Problem requirements:
Reproduce every entry in the listing without alteration.

## start Dataset extract

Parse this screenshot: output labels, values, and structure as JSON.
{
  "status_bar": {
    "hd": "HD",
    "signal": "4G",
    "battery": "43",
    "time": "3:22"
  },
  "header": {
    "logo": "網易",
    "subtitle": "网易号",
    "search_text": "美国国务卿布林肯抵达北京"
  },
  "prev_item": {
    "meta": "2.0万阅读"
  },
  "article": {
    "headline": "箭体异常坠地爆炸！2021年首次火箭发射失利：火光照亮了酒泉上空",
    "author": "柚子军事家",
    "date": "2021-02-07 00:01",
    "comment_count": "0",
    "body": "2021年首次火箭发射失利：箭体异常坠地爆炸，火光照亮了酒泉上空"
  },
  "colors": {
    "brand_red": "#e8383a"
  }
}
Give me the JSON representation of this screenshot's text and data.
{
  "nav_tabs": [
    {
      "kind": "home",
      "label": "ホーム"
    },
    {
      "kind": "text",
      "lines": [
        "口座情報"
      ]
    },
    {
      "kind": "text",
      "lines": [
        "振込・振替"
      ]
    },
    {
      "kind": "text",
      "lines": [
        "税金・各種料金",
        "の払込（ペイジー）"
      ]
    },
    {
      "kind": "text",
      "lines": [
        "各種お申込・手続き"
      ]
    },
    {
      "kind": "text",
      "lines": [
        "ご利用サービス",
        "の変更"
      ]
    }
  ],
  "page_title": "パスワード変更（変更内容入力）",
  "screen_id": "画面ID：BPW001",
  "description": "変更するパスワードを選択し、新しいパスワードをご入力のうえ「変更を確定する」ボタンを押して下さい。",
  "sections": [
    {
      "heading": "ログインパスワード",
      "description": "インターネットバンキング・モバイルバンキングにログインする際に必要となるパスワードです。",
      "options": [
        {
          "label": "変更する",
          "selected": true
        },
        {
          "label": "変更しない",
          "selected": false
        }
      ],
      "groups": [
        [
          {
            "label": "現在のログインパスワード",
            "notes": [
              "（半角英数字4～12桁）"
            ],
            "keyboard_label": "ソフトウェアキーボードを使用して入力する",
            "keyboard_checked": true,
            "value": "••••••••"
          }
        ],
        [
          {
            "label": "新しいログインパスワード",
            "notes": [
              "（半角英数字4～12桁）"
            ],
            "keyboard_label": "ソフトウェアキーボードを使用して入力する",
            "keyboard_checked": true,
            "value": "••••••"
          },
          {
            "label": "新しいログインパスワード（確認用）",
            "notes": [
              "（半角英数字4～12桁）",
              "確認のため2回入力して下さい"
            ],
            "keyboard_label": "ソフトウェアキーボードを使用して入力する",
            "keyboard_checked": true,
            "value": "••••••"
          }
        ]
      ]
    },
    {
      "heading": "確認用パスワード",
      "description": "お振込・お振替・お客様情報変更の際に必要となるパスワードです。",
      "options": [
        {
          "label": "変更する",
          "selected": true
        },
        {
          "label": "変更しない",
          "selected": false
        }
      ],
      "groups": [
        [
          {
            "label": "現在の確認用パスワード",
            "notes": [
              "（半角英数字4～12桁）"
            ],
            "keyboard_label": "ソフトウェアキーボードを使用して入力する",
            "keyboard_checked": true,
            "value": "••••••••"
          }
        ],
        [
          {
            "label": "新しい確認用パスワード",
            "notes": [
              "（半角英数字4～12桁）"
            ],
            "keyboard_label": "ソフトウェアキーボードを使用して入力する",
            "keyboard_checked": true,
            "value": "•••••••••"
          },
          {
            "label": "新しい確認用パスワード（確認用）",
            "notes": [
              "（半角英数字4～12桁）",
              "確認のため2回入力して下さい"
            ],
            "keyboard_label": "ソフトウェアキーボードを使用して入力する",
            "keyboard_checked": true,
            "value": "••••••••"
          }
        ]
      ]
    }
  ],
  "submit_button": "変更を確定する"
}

## end Dataset extract

Response to the exercise:
Parse this screenshot: output labels, values, and structure as JSON.
{
  "status_bar": {
    "hd": "HD",
    "signal": "4G",
    "battery": "43",
    "time": "3:22"
  },
  "header": {
    "logo": "網易",
    "subtitle": "网易号",
    "search_text": "美国国务卿布林肯抵达北京"
  },
  "prev_item": {
    "meta": "2.0万阅读"
  },
  "article": {
    "headline": "箭体异常坠地爆炸！2021年首次火箭发射失利：火光照亮了酒泉上空",
    "author": "柚子军事家",
    "date": "2021-02-07 00:01",
    "comment_count": "0",
    "body": "2021年首次火箭发射失利：箭体异常坠地爆炸，火光照亮了酒泉上空"
  },
  "colors": {
    "brand_red": "#e8383a"
  }
}
Give me the JSON representation of this screenshot's text and data.
{
  "nav_tabs": [
    {
      "kind": "home",
      "label": "ホーム"
    },
    {
      "kind": "text",
      "lines": [
        "口座情報"
      ]
    },
    {
      "kind": "text",
      "lines": [
        "振込・振替"
      ]
    },
    {
      "kind": "text",
      "lines": [
        "税金・各種料金",
        "の払込（ペイジー）"
      ]
    },
    {
      "kind": "text",
      "lines": [
        "各種お申込・手続き"
      ]
    },
    {
      "kind": "text",
      "lines": [
        "ご利用サービス",
        "の変更"
      ]
    }
  ],
  "page_title": "パスワード変更（変更内容入力）",
  "screen_id": "画面ID：BPW001",
  "description": "変更するパスワードを選択し、新しいパスワードをご入力のうえ「変更を確定する」ボタンを押して下さい。",
  "sections": [
    {
      "heading": "ログインパスワード",
      "description": "インターネットバンキング・モバイルバンキングにログインする際に必要となるパスワードです。",
      "options": [
        {
          "label": "変更する",
          "selected": true
        },
        {
          "label": "変更しない",
          "selected": false
        }
      ],
      "groups": [
        [
          {
            "label": "現在のログインパスワード",
            "notes": [
              "（半角英数字4～12桁）"
            ],
            "keyboard_label": "ソフトウェアキーボードを使用して入力する",
            "keyboard_checked": true,
            "value": "••••••••"
          }
        ],
        [
          {
            "label": "新しいログインパスワード",
            "notes": [
              "（半角英数字4～12桁）"
            ],
            "keyboard_label": "ソフトウェアキーボードを使用して入力する",
            "keyboard_checked": true,
            "value": "••••••"
          },
          {
            "label": "新しいログインパスワード（確認用）",
            "notes": [
              "（半角英数字4～12桁）",
              "確認のため2回入力して下さい"
            ],
            "keyboard_label": "ソフトウェアキーボードを使用して入力する",
            "keyboard_checked": true,
            "value": "••••••"
          }
        ]
      ]
    },
    {
      "heading": "確認用パスワード",
      "description": "お振込・お振替・お客様情報変更の際に必要となるパスワードです。",
      "options": [
        {
          "label": "変更する",
          "selected": true
        },
        {
          "label": "変更しない",
          "selected": false
        }
      ],
      "groups": [
        [
          {
            "label": "現在の確認用パスワード",
            "notes": [
              "（半角英数字4～12桁）"
            ],
            "keyboard_label": "ソフトウェアキーボードを使用して入力する",
            "keyboard_checked": true,
            "value": "••••••••"
          }
        ],
        [
          {
            "label": "新しい確認用パスワード",
            "notes": [
              "（半角英数字4～12桁）"
            ],
            "keyboard_label": "ソフトウェアキーボードを使用して入力する",
            "keyboard_checked": true,
            "value": "•••••••••"
          },
          {
            "label": "新しい確認用パスワード（確認用）",
            "notes": [
              "（半角英数字4～12桁）",
              "確認のため2回入力して下さい"
            ],
            "keyboard_label": "ソフトウェアキーボードを使用して入力する",
            "keyboard_checked": true,
            "value": "••••••••"
          }
        ]
      ]
    }
  ],
  "submit_button": "変更を確定する"
}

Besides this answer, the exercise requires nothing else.